-- START --

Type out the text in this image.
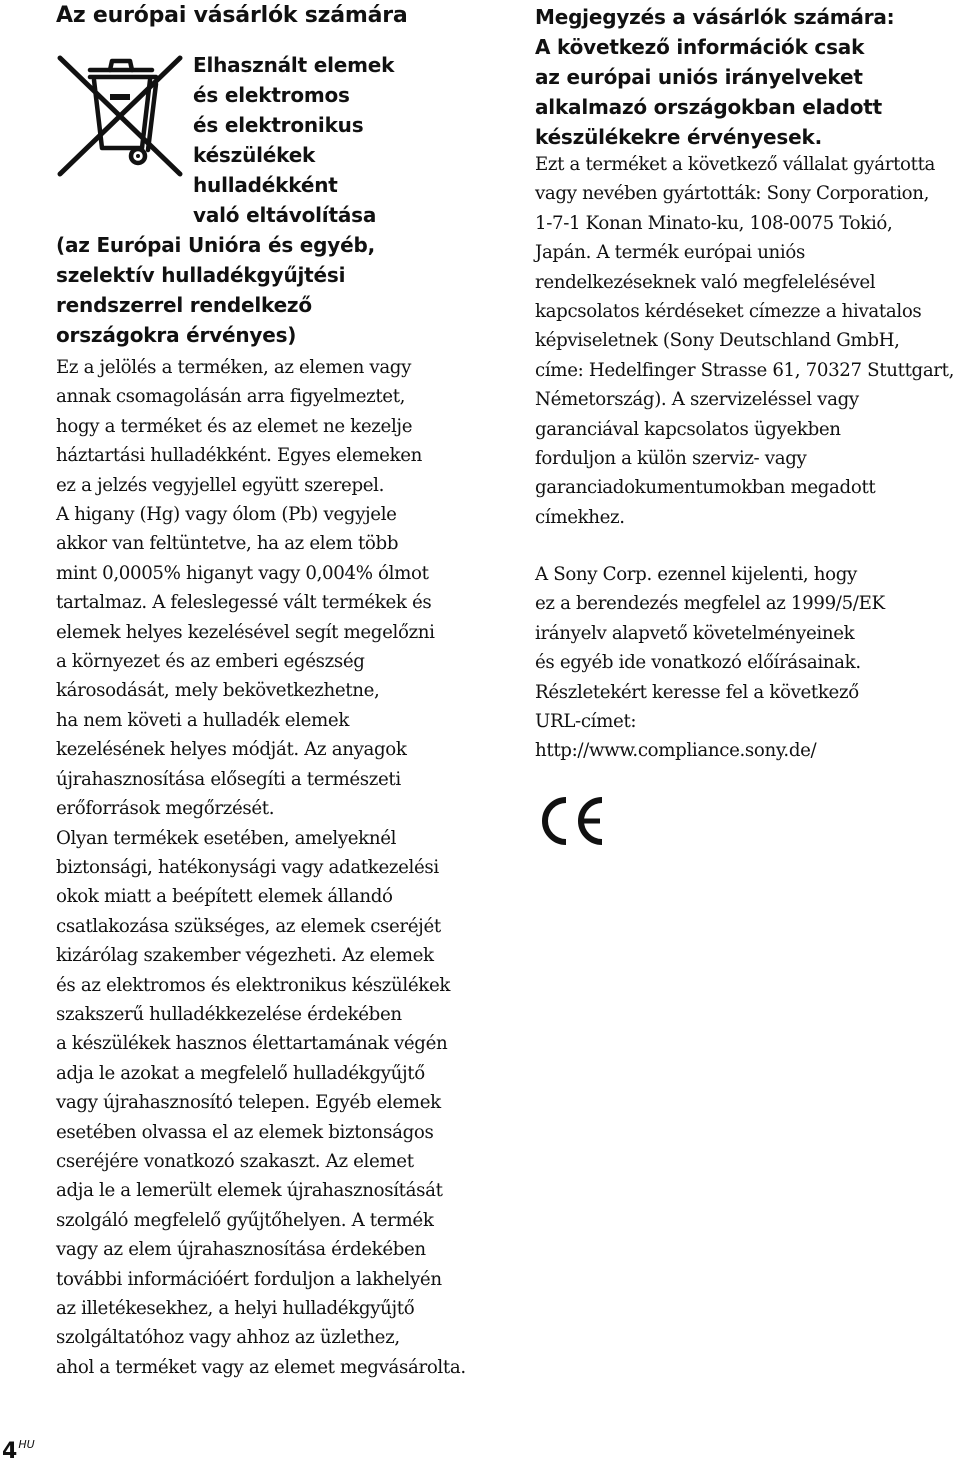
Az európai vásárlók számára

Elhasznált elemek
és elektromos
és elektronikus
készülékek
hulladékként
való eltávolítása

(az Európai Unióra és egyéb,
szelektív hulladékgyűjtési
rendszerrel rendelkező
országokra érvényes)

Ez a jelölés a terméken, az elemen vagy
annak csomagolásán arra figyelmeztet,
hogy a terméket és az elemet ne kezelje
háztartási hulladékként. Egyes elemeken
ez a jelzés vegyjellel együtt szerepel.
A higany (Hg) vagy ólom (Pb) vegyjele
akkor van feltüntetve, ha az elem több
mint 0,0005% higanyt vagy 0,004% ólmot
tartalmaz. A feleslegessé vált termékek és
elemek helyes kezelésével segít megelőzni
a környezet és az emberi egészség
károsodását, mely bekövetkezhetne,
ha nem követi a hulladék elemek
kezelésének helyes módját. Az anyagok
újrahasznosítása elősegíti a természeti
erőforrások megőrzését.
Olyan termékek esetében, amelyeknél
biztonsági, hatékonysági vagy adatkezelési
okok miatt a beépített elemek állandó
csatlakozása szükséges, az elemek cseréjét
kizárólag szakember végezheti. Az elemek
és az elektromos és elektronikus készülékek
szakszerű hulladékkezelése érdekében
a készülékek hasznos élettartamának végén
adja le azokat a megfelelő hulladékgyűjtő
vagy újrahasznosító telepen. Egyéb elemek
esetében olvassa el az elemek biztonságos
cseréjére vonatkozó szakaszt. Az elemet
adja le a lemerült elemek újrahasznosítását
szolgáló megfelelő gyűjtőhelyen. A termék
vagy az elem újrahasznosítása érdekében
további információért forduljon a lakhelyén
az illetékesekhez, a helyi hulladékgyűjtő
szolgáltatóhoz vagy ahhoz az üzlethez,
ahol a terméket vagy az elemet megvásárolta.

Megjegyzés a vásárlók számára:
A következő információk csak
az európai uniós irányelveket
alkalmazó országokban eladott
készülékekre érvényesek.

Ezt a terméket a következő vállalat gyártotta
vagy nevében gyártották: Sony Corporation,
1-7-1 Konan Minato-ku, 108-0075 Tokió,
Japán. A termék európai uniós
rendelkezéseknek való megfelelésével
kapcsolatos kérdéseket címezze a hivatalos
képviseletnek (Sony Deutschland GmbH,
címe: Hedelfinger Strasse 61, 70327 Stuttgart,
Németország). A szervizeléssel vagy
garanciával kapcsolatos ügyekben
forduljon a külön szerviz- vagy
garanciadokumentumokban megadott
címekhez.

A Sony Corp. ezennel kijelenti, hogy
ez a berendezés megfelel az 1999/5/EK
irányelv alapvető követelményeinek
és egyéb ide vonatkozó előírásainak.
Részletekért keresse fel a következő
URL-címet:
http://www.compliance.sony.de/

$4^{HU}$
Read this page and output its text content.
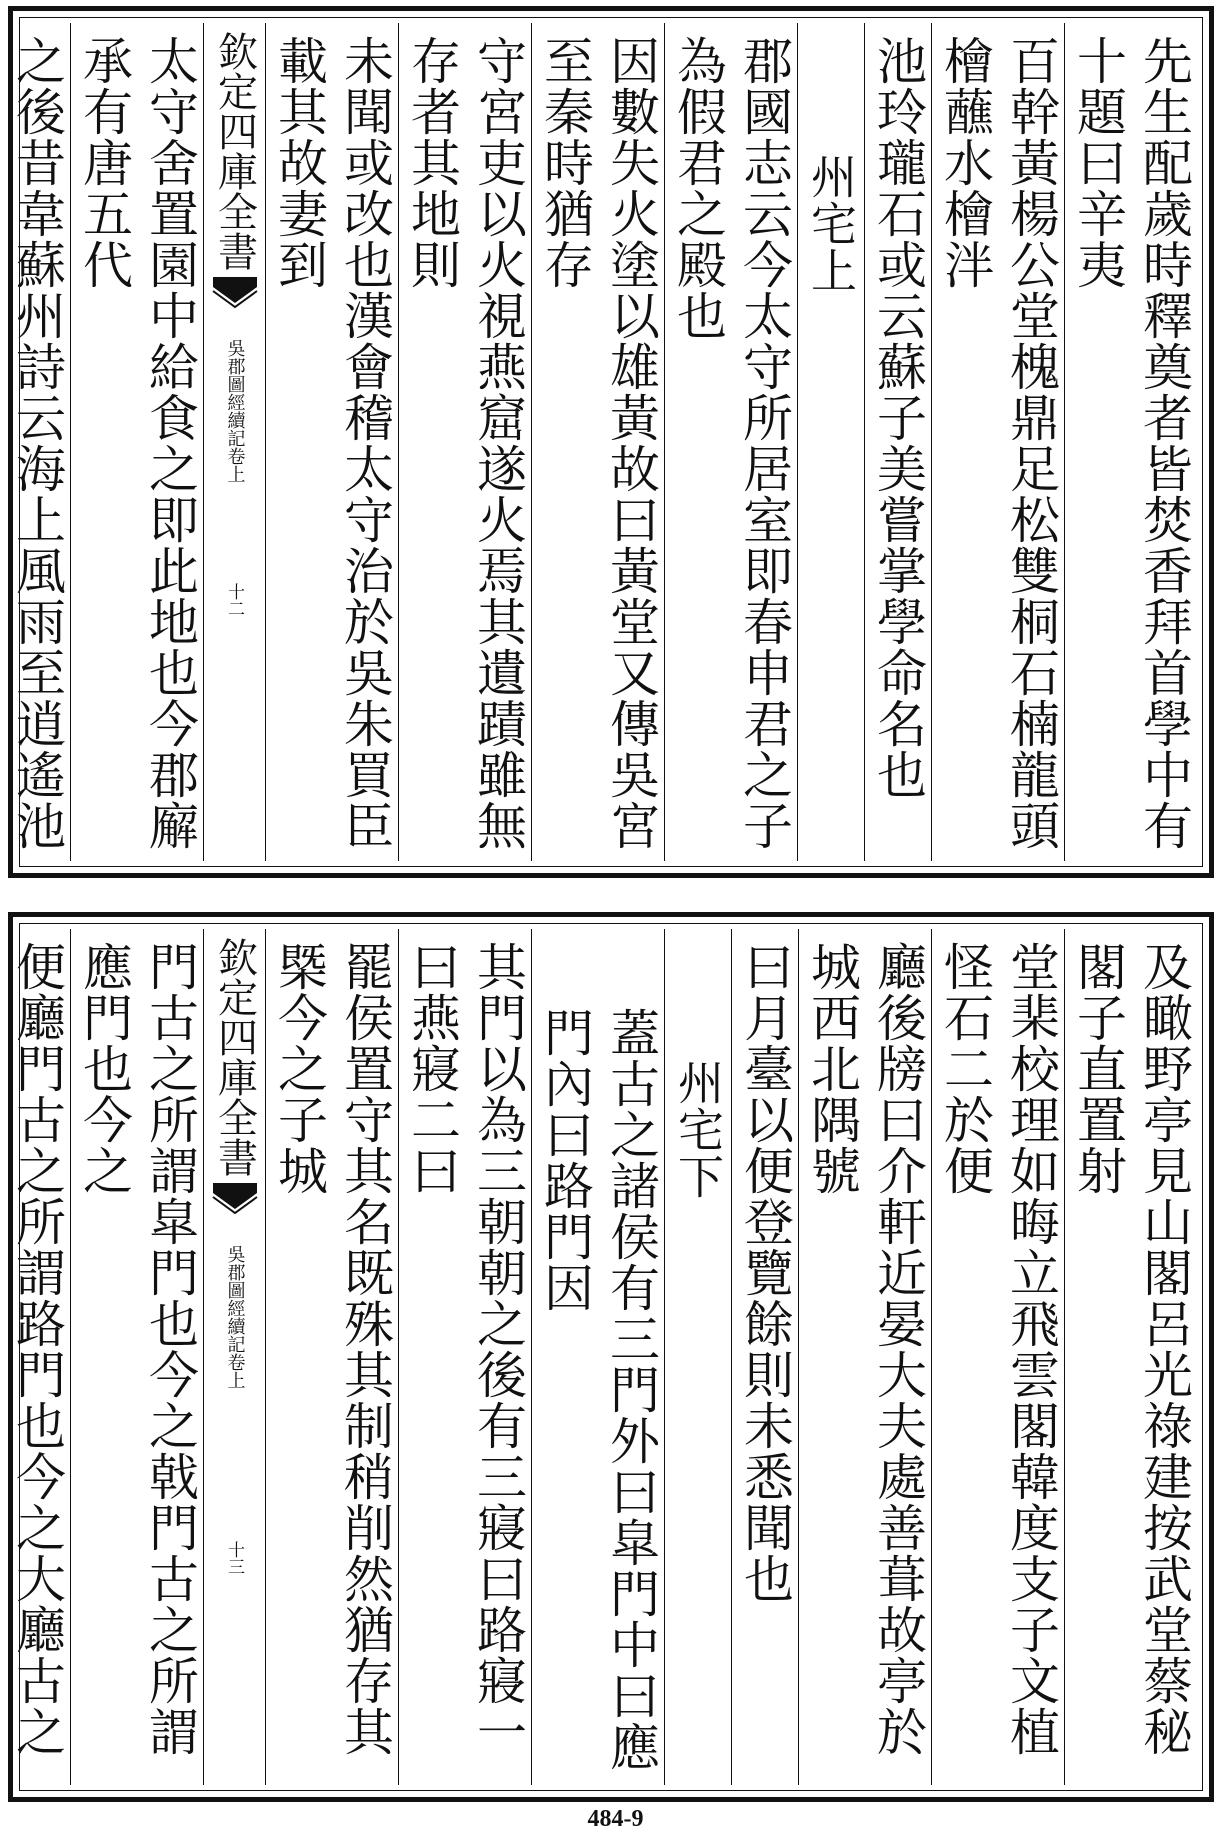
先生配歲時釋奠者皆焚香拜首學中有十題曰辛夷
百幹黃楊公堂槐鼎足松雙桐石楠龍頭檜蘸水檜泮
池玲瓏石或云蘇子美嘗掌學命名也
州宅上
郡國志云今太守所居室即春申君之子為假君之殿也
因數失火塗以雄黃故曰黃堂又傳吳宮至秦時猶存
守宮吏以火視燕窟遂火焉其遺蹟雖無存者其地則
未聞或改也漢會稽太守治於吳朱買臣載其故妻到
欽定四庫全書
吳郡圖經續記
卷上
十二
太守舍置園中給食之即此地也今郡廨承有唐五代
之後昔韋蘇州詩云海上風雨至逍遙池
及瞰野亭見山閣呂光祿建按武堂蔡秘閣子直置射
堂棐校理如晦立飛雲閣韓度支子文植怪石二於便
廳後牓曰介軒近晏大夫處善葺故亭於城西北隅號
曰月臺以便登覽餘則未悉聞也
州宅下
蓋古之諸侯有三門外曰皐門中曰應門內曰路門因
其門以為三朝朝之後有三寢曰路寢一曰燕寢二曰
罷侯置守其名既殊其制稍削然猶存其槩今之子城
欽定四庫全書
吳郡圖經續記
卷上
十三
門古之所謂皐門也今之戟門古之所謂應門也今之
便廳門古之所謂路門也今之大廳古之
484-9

-- END --
-- START --

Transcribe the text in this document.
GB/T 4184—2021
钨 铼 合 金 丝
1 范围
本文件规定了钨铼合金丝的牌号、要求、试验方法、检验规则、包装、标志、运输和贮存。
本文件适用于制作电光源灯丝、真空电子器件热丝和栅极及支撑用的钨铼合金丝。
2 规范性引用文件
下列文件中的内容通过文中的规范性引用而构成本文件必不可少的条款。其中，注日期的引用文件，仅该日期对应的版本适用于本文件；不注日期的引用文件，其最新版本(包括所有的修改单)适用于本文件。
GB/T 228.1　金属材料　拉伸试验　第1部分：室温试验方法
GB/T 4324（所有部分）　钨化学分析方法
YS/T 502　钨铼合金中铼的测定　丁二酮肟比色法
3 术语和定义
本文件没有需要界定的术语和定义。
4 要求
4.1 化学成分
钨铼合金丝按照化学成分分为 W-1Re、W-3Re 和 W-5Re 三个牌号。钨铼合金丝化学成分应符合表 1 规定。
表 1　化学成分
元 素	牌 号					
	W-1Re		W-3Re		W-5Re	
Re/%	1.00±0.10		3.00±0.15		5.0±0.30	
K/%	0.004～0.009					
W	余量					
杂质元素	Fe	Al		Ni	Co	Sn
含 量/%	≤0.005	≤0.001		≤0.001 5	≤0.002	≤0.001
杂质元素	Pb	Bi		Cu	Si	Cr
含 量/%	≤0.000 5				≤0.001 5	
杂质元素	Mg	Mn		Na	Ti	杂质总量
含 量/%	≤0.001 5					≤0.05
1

-- END --

- [Goal of the exercise]: Extract, from the listing above, every line where the string "hulladékként" occurs.

- [Solution for this exercise]:
hulladékként
háztartási hulladékként. Egyes elemeken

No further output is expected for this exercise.